• **Aim**: Produce a verbatim copy of the entries listed below.
--- Extracted data ---
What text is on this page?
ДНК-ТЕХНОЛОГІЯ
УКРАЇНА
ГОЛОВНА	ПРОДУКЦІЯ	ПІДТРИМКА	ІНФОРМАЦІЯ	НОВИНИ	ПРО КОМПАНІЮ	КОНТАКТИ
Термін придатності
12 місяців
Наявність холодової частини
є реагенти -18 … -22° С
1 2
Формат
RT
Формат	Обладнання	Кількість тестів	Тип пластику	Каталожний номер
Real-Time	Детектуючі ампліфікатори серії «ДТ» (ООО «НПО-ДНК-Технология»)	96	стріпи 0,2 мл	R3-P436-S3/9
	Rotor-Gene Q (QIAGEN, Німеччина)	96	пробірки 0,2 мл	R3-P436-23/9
---
• **Expected output**:
What text is on this page?
ДНК-ТЕХНОЛОГІЯ
УКРАЇНА
ГОЛОВНА	ПРОДУКЦІЯ	ПІДТРИМКА	ІНФОРМАЦІЯ	НОВИНИ	ПРО КОМПАНІЮ	КОНТАКТИ
Термін придатності
12 місяців
Наявність холодової частини
є реагенти -18 … -22° С
1 2
Формат
RT
Формат	Обладнання	Кількість тестів	Тип пластику	Каталожний номер
Real-Time	Детектуючі ампліфікатори серії «ДТ» (ООО «НПО-ДНК-Технология»)	96	стріпи 0,2 мл	R3-P436-S3/9
	Rotor-Gene Q (QIAGEN, Німеччина)	96	пробірки 0,2 мл	R3-P436-23/9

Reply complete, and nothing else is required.